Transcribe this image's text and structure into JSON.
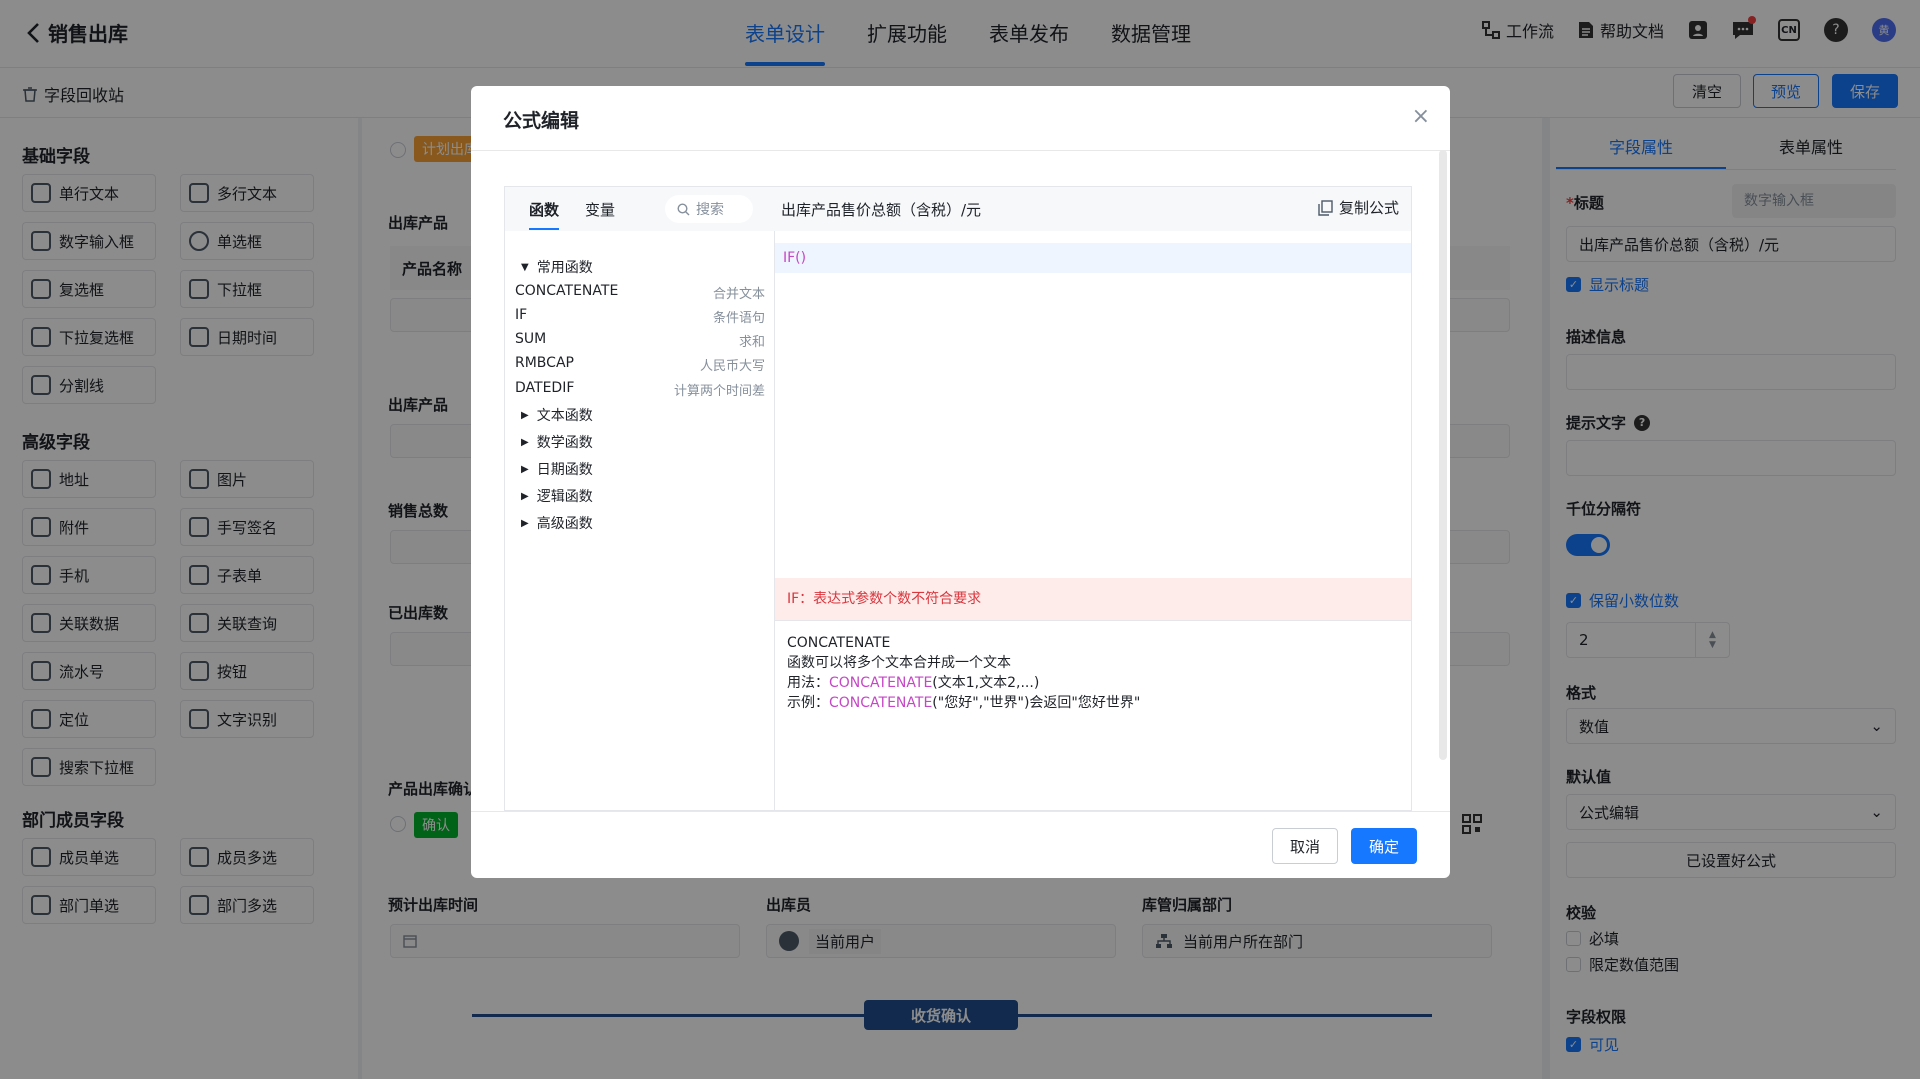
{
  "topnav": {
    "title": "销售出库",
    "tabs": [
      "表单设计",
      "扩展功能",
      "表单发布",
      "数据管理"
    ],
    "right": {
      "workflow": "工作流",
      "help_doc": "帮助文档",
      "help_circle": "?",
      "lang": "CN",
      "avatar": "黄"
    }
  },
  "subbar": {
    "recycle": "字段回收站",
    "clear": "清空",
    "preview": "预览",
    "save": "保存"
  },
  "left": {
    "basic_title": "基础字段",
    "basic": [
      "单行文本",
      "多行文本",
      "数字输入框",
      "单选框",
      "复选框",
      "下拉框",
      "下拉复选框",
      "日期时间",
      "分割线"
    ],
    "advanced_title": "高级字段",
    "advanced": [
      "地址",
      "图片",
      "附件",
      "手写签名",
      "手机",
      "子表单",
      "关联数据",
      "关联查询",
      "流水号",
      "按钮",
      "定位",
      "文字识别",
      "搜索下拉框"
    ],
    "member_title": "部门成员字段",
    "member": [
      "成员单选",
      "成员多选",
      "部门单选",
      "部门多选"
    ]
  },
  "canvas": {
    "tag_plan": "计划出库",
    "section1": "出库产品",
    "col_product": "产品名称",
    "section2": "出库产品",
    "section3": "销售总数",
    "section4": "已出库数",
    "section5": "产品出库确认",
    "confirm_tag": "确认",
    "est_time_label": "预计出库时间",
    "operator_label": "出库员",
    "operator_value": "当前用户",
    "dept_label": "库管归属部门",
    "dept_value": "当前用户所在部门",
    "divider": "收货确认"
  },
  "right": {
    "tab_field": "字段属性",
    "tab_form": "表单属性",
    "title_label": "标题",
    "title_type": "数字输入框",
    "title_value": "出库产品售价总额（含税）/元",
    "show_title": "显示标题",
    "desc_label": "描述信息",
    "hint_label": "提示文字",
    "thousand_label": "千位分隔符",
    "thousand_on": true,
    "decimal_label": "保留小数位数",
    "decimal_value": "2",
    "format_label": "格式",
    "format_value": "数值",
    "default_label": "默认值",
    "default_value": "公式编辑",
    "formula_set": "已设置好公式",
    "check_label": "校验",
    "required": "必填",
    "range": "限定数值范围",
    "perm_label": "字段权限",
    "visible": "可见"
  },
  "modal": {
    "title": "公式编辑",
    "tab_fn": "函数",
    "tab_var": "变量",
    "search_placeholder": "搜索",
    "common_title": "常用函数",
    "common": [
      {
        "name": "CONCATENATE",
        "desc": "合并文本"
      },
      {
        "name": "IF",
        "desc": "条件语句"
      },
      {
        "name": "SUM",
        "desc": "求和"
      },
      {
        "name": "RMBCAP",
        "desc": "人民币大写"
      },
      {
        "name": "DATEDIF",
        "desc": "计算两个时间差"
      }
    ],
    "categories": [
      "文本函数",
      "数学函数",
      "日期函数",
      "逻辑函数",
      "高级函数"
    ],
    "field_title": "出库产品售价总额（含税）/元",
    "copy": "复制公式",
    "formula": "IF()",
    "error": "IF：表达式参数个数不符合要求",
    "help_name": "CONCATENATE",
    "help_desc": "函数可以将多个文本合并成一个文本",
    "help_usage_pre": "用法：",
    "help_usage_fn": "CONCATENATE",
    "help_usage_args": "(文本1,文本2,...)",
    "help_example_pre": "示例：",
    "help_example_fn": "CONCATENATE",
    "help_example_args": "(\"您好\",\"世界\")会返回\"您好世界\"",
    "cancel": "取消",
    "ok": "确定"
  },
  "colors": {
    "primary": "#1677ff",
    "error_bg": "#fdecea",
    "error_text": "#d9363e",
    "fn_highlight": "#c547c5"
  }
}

━━━━━━━━━━

▶ [DIRECTIVE]:
Repeat the material above in full and exactly, apart from the pictures.

▶ [FINAL ANSWER]:
Transcribe this image's text and structure into JSON.
{
  "topnav": {
    "title": "销售出库",
    "tabs": [
      "表单设计",
      "扩展功能",
      "表单发布",
      "数据管理"
    ],
    "right": {
      "workflow": "工作流",
      "help_doc": "帮助文档",
      "help_circle": "?",
      "lang": "CN",
      "avatar": "黄"
    }
  },
  "subbar": {
    "recycle": "字段回收站",
    "clear": "清空",
    "preview": "预览",
    "save": "保存"
  },
  "left": {
    "basic_title": "基础字段",
    "basic": [
      "单行文本",
      "多行文本",
      "数字输入框",
      "单选框",
      "复选框",
      "下拉框",
      "下拉复选框",
      "日期时间",
      "分割线"
    ],
    "advanced_title": "高级字段",
    "advanced": [
      "地址",
      "图片",
      "附件",
      "手写签名",
      "手机",
      "子表单",
      "关联数据",
      "关联查询",
      "流水号",
      "按钮",
      "定位",
      "文字识别",
      "搜索下拉框"
    ],
    "member_title": "部门成员字段",
    "member": [
      "成员单选",
      "成员多选",
      "部门单选",
      "部门多选"
    ]
  },
  "canvas": {
    "tag_plan": "计划出库",
    "section1": "出库产品",
    "col_product": "产品名称",
    "section2": "出库产品",
    "section3": "销售总数",
    "section4": "已出库数",
    "section5": "产品出库确认",
    "confirm_tag": "确认",
    "est_time_label": "预计出库时间",
    "operator_label": "出库员",
    "operator_value": "当前用户",
    "dept_label": "库管归属部门",
    "dept_value": "当前用户所在部门",
    "divider": "收货确认"
  },
  "right": {
    "tab_field": "字段属性",
    "tab_form": "表单属性",
    "title_label": "标题",
    "title_type": "数字输入框",
    "title_value": "出库产品售价总额（含税）/元",
    "show_title": "显示标题",
    "desc_label": "描述信息",
    "hint_label": "提示文字",
    "thousand_label": "千位分隔符",
    "thousand_on": true,
    "decimal_label": "保留小数位数",
    "decimal_value": "2",
    "format_label": "格式",
    "format_value": "数值",
    "default_label": "默认值",
    "default_value": "公式编辑",
    "formula_set": "已设置好公式",
    "check_label": "校验",
    "required": "必填",
    "range": "限定数值范围",
    "perm_label": "字段权限",
    "visible": "可见"
  },
  "modal": {
    "title": "公式编辑",
    "tab_fn": "函数",
    "tab_var": "变量",
    "search_placeholder": "搜索",
    "common_title": "常用函数",
    "common": [
      {
        "name": "CONCATENATE",
        "desc": "合并文本"
      },
      {
        "name": "IF",
        "desc": "条件语句"
      },
      {
        "name": "SUM",
        "desc": "求和"
      },
      {
        "name": "RMBCAP",
        "desc": "人民币大写"
      },
      {
        "name": "DATEDIF",
        "desc": "计算两个时间差"
      }
    ],
    "categories": [
      "文本函数",
      "数学函数",
      "日期函数",
      "逻辑函数",
      "高级函数"
    ],
    "field_title": "出库产品售价总额（含税）/元",
    "copy": "复制公式",
    "formula": "IF()",
    "error": "IF：表达式参数个数不符合要求",
    "help_name": "CONCATENATE",
    "help_desc": "函数可以将多个文本合并成一个文本",
    "help_usage_pre": "用法：",
    "help_usage_fn": "CONCATENATE",
    "help_usage_args": "(文本1,文本2,...)",
    "help_example_pre": "示例：",
    "help_example_fn": "CONCATENATE",
    "help_example_args": "(\"您好\",\"世界\")会返回\"您好世界\"",
    "cancel": "取消",
    "ok": "确定"
  },
  "colors": {
    "primary": "#1677ff",
    "error_bg": "#fdecea",
    "error_text": "#d9363e",
    "fn_highlight": "#c547c5"
  }
}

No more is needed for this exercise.